PROBLEM DESCRIPTION –
All records should be reproduced verbatim.

DATA LINES –

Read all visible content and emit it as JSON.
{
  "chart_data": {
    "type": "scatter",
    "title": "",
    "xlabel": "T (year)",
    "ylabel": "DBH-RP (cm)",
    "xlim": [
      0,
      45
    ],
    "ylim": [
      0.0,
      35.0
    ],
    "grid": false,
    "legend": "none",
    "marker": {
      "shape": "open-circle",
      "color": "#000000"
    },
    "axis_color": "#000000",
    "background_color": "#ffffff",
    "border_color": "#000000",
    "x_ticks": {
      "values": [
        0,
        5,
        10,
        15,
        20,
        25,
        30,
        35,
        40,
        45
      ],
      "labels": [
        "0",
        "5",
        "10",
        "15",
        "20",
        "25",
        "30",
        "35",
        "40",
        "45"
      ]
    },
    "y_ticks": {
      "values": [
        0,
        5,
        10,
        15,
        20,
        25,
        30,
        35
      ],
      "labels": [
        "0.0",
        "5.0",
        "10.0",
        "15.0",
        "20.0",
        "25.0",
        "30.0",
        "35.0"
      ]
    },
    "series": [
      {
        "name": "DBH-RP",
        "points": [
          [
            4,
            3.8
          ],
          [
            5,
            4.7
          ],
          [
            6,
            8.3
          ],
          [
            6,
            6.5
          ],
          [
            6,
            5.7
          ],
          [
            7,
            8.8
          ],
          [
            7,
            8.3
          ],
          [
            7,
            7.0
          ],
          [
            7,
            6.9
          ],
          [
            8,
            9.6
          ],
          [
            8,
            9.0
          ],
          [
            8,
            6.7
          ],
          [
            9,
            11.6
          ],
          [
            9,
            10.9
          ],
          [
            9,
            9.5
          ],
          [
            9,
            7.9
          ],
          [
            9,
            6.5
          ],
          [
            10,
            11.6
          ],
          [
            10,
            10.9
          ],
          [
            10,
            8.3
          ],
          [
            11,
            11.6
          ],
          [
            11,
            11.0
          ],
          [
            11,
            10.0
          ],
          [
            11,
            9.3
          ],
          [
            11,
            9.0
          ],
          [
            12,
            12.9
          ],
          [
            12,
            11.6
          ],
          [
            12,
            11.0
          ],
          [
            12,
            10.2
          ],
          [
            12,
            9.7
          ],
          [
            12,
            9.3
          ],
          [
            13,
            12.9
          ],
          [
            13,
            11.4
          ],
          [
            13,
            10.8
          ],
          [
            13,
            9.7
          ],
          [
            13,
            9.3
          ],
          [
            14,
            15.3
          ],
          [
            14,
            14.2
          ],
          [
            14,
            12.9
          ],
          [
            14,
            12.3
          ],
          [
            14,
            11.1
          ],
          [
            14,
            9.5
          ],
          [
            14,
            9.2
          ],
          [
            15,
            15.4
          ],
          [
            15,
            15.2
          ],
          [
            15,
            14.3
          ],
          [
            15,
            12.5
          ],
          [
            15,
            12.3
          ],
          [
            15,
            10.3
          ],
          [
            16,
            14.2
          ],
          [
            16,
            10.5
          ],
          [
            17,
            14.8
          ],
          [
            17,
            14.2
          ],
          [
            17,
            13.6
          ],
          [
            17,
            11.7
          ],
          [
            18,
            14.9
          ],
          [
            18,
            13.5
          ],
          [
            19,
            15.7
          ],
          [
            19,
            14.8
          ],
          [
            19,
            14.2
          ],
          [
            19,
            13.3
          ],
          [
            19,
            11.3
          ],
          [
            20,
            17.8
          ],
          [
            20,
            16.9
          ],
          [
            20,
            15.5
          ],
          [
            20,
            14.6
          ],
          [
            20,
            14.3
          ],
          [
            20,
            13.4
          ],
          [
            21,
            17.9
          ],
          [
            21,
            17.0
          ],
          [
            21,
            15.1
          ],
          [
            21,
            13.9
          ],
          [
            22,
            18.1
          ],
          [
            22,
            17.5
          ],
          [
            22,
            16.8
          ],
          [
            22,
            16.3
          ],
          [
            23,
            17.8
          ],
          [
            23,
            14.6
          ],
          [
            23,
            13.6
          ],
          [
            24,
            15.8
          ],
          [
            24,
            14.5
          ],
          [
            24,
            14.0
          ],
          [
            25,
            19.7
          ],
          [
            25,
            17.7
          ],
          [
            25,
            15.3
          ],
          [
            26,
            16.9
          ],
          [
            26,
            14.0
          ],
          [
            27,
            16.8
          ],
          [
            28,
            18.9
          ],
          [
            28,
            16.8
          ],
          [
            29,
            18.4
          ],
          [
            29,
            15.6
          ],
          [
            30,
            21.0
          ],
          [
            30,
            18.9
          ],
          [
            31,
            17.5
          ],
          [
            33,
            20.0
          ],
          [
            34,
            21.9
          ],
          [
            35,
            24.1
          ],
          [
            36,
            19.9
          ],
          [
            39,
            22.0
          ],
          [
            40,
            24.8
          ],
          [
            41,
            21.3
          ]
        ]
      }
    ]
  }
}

RESULT FOR THIS TASK –
Read all visible content and emit it as JSON.
{
  "chart_data": {
    "type": "scatter",
    "title": "",
    "xlabel": "T (year)",
    "ylabel": "DBH-RP (cm)",
    "xlim": [
      0,
      45
    ],
    "ylim": [
      0.0,
      35.0
    ],
    "grid": false,
    "legend": "none",
    "marker": {
      "shape": "open-circle",
      "color": "#000000"
    },
    "axis_color": "#000000",
    "background_color": "#ffffff",
    "border_color": "#000000",
    "x_ticks": {
      "values": [
        0,
        5,
        10,
        15,
        20,
        25,
        30,
        35,
        40,
        45
      ],
      "labels": [
        "0",
        "5",
        "10",
        "15",
        "20",
        "25",
        "30",
        "35",
        "40",
        "45"
      ]
    },
    "y_ticks": {
      "values": [
        0,
        5,
        10,
        15,
        20,
        25,
        30,
        35
      ],
      "labels": [
        "0.0",
        "5.0",
        "10.0",
        "15.0",
        "20.0",
        "25.0",
        "30.0",
        "35.0"
      ]
    },
    "series": [
      {
        "name": "DBH-RP",
        "points": [
          [
            4,
            3.8
          ],
          [
            5,
            4.7
          ],
          [
            6,
            8.3
          ],
          [
            6,
            6.5
          ],
          [
            6,
            5.7
          ],
          [
            7,
            8.8
          ],
          [
            7,
            8.3
          ],
          [
            7,
            7.0
          ],
          [
            7,
            6.9
          ],
          [
            8,
            9.6
          ],
          [
            8,
            9.0
          ],
          [
            8,
            6.7
          ],
          [
            9,
            11.6
          ],
          [
            9,
            10.9
          ],
          [
            9,
            9.5
          ],
          [
            9,
            7.9
          ],
          [
            9,
            6.5
          ],
          [
            10,
            11.6
          ],
          [
            10,
            10.9
          ],
          [
            10,
            8.3
          ],
          [
            11,
            11.6
          ],
          [
            11,
            11.0
          ],
          [
            11,
            10.0
          ],
          [
            11,
            9.3
          ],
          [
            11,
            9.0
          ],
          [
            12,
            12.9
          ],
          [
            12,
            11.6
          ],
          [
            12,
            11.0
          ],
          [
            12,
            10.2
          ],
          [
            12,
            9.7
          ],
          [
            12,
            9.3
          ],
          [
            13,
            12.9
          ],
          [
            13,
            11.4
          ],
          [
            13,
            10.8
          ],
          [
            13,
            9.7
          ],
          [
            13,
            9.3
          ],
          [
            14,
            15.3
          ],
          [
            14,
            14.2
          ],
          [
            14,
            12.9
          ],
          [
            14,
            12.3
          ],
          [
            14,
            11.1
          ],
          [
            14,
            9.5
          ],
          [
            14,
            9.2
          ],
          [
            15,
            15.4
          ],
          [
            15,
            15.2
          ],
          [
            15,
            14.3
          ],
          [
            15,
            12.5
          ],
          [
            15,
            12.3
          ],
          [
            15,
            10.3
          ],
          [
            16,
            14.2
          ],
          [
            16,
            10.5
          ],
          [
            17,
            14.8
          ],
          [
            17,
            14.2
          ],
          [
            17,
            13.6
          ],
          [
            17,
            11.7
          ],
          [
            18,
            14.9
          ],
          [
            18,
            13.5
          ],
          [
            19,
            15.7
          ],
          [
            19,
            14.8
          ],
          [
            19,
            14.2
          ],
          [
            19,
            13.3
          ],
          [
            19,
            11.3
          ],
          [
            20,
            17.8
          ],
          [
            20,
            16.9
          ],
          [
            20,
            15.5
          ],
          [
            20,
            14.6
          ],
          [
            20,
            14.3
          ],
          [
            20,
            13.4
          ],
          [
            21,
            17.9
          ],
          [
            21,
            17.0
          ],
          [
            21,
            15.1
          ],
          [
            21,
            13.9
          ],
          [
            22,
            18.1
          ],
          [
            22,
            17.5
          ],
          [
            22,
            16.8
          ],
          [
            22,
            16.3
          ],
          [
            23,
            17.8
          ],
          [
            23,
            14.6
          ],
          [
            23,
            13.6
          ],
          [
            24,
            15.8
          ],
          [
            24,
            14.5
          ],
          [
            24,
            14.0
          ],
          [
            25,
            19.7
          ],
          [
            25,
            17.7
          ],
          [
            25,
            15.3
          ],
          [
            26,
            16.9
          ],
          [
            26,
            14.0
          ],
          [
            27,
            16.8
          ],
          [
            28,
            18.9
          ],
          [
            28,
            16.8
          ],
          [
            29,
            18.4
          ],
          [
            29,
            15.6
          ],
          [
            30,
            21.0
          ],
          [
            30,
            18.9
          ],
          [
            31,
            17.5
          ],
          [
            33,
            20.0
          ],
          [
            34,
            21.9
          ],
          [
            35,
            24.1
          ],
          [
            36,
            19.9
          ],
          [
            39,
            22.0
          ],
          [
            40,
            24.8
          ],
          [
            41,
            21.3
          ]
        ]
      }
    ]
  }
}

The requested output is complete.